Instructions to follow:
Below are some entries. Copy each line that holds the string "sous".

══════════════════════════════

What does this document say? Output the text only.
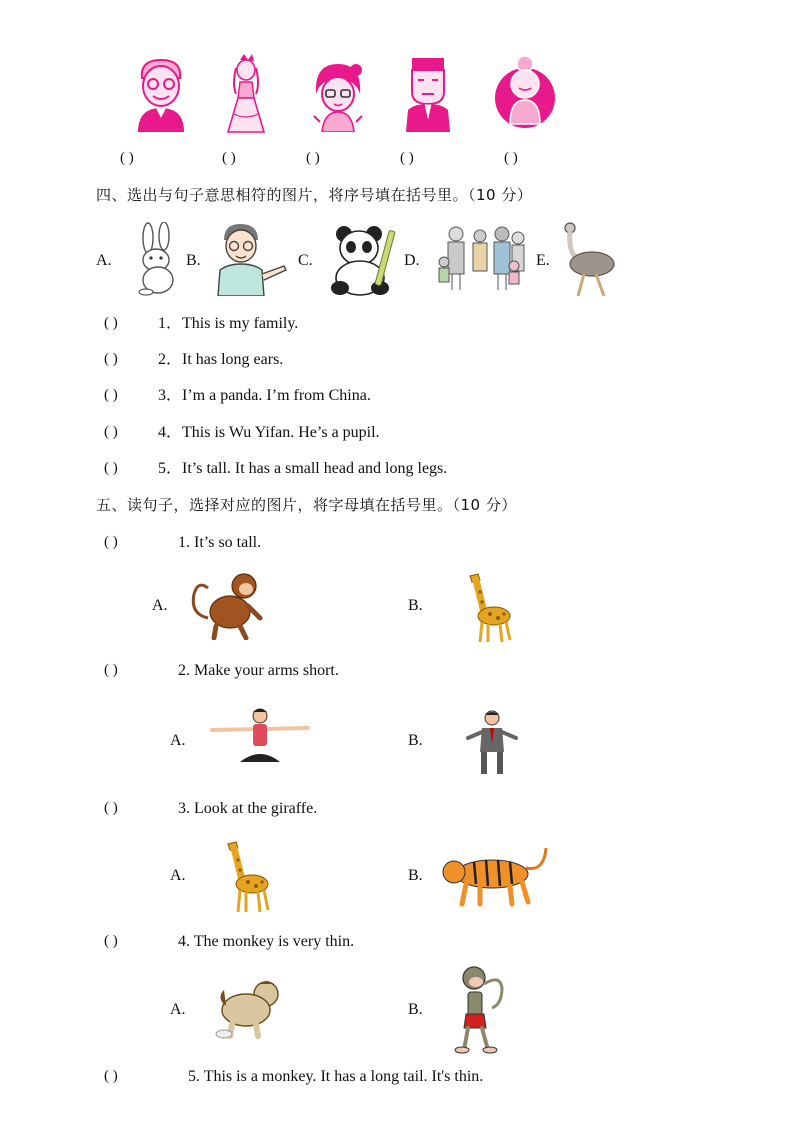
( )	( )	( )	( )	( )
四、选出与句子意思相符的图片，将序号填在括号里。（10 分）
A.	B.	C.	D.	E.
( )	1．This is my family.
( )	2．It has long ears.
( )	3．I’m a panda. I’m from China.
( )	4．This is Wu Yifan. He’s a pupil.
( )	5．It’s tall. It has a small head and long legs.
五、读句子，选择对应的图片，将字母填在括号里。（10 分）
( )	1. It’s so tall.
A.	B.
( )	2. Make your arms short.
A.	B.
( )	3. Look at the giraffe.
A.	B.
( )	4. The monkey is very thin.
A.	B.
( )	5. This is a monkey. It has a long tail. It's thin.
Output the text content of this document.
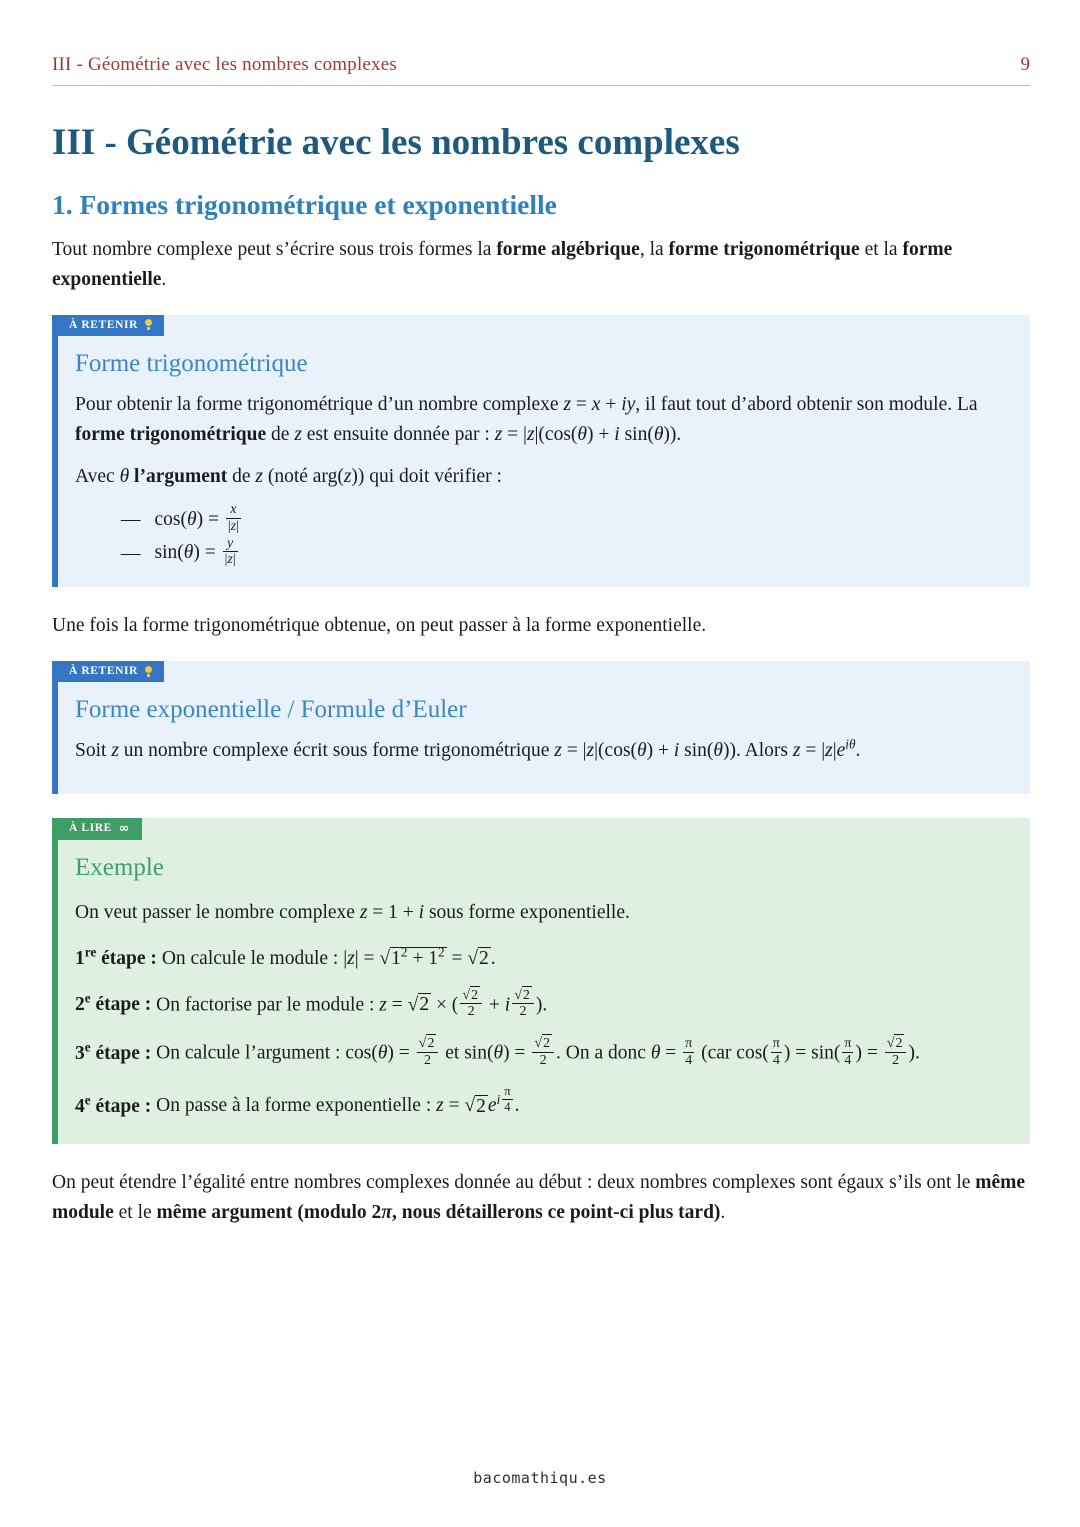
III - Géométrie avec les nombres complexes	9
III - Géométrie avec les nombres complexes
1. Formes trigonométrique et exponentielle

Tout nombre complexe peut s’écrire sous trois formes la forme algébrique, la forme trigonométrique et la forme exponentielle.

À RETENIR
Forme trigonométrique

Pour obtenir la forme trigonométrique d’un nombre complexe z = x + iy, il faut tout d’abord obtenir son module. La forme trigonométrique de z est ensuite donnée par : z = |z|(cos(θ) + i sin(θ)).

Avec θ l’argument de z (noté arg(z)) qui doit vérifier :

— $\cos(\theta) = \frac{x}{|z|}$
— $\sin(\theta) = \frac{y}{|z|}$

Une fois la forme trigonométrique obtenue, on peut passer à la forme exponentielle.

À RETENIR
Forme exponentielle / Formule d’Euler

Soit z un nombre complexe écrit sous forme trigonométrique z = |z|(cos(θ) + i sin(θ)). Alors $z = |z|e^{i\theta}$.

À LIRE ∞
Exemple

On veut passer le nombre complexe z = 1 + i sous forme exponentielle.

1re étape : On calcule le module : $|z| = √1^2 + 1^2 = √2$ .

2e étape : On factorise par le module : z = √2 × ( $\frac{√2}{2} + i \frac{√2}{2}$ ).

3e étape : On calcule l’argument : $\cos(\theta) = \frac{√2}{2}$ et $\sin(\theta) = \frac{√2}{2}$ . On a donc $\theta = \frac{\pi}{4} (car$ $\cos( \frac{\pi}{4}$ ) = $\sin( \frac{\pi}{4}$ ) = $\frac{√2}{2}$ ).

4e étape : On passe à la forme exponentielle : z = √2 $e^{i \frac{\pi}{4}}$ .

On peut étendre l’égalité entre nombres complexes donnée au début : deux nombres complexes sont égaux s’ils ont le même module et le même argument (modulo 2π, nous détaillerons ce point-ci plus tard).

bacomathiqu.es
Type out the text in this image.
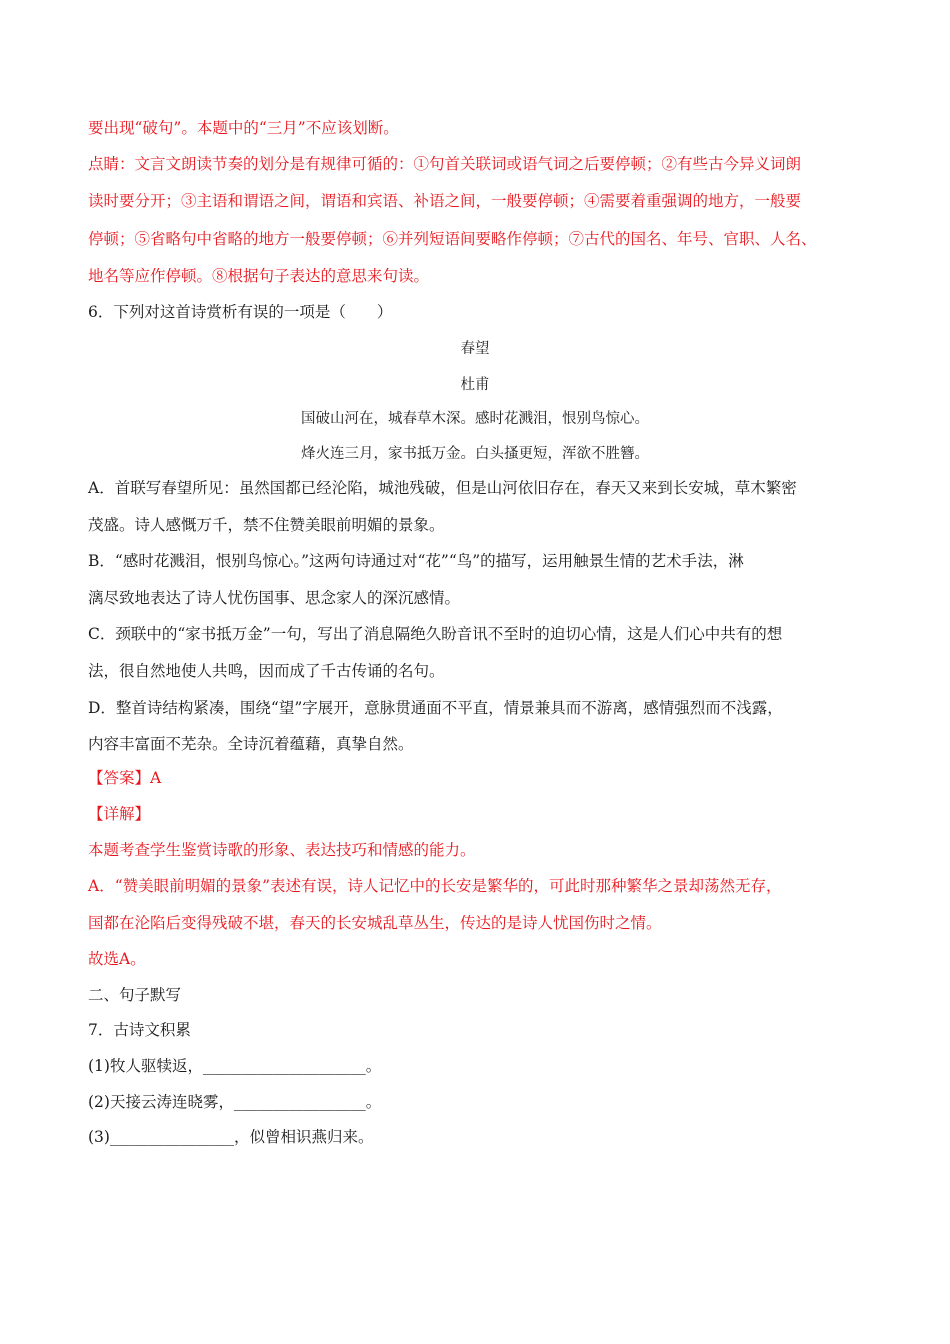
要出现“破句”。本题中的“三月”不应该划断。
点睛：文言文朗读节奏的划分是有规律可循的：①句首关联词或语气词之后要停顿；②有些古今异义词朗
读时要分开；③主语和谓语之间，谓语和宾语、补语之间，一般要停顿；④需要着重强调的地方，一般要
停顿；⑤省略句中省略的地方一般要停顿；⑥并列短语间要略作停顿；⑦古代的国名、年号、官职、人名、
地名等应作停顿。⑧根据句子表达的意思来句读。
6．下列对这首诗赏析有误的一项是（　　）
春望
杜甫
国破山河在，城春草木深。感时花溅泪，恨别鸟惊心。
烽火连三月，家书抵万金。白头搔更短，浑欲不胜簪。
A．首联写春望所见：虽然国都已经沦陷，城池残破，但是山河依旧存在，春天又来到长安城，草木繁密
茂盛。诗人感慨万千，禁不住赞美眼前明媚的景象。
B．“感时花溅泪，恨别鸟惊心。”这两句诗通过对“花”“鸟”的描写，运用触景生情的艺术手法，淋
漓尽致地表达了诗人忧伤国事、思念家人的深沉感情。
C．颈联中的“家书抵万金”一句，写出了消息隔绝久盼音讯不至时的迫切心情，这是人们心中共有的想
法，很自然地使人共鸣，因而成了千古传诵的名句。
D．整首诗结构紧凑，围绕“望”字展开，意脉贯通面不平直，情景兼具而不游离，感情强烈而不浅露，
内容丰富面不芜杂。全诗沉着蕴藉，真挚自然。
【答案】A
【详解】
本题考查学生鉴赏诗歌的形象、表达技巧和情感的能力。
A．“赞美眼前明媚的景象”表述有误，诗人记忆中的长安是繁华的，可此时那种繁华之景却荡然无存，
国都在沦陷后变得残破不堪，春天的长安城乱草丛生，传达的是诗人忧国伤时之情。
故选A。
二、句子默写
7．古诗文积累
(1)牧人驱犊返，_____________________。
(2)天接云涛连晓雾，_________________。
(3)________________，似曾相识燕归来。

══════════════════════════════

Solution for this exercise:
Tout nombre complexe peut s’écrire sous trois formes la forme algébrique, la forme trigonométrique et la forme exponentielle.
Soit z un nombre complexe écrit sous forme trigonométrique z = |z|(cos(θ) + i sin(θ)). Alors $z = |z|e^{i\theta}$.
On veut passer le nombre complexe z = 1 + i sous forme exponentielle.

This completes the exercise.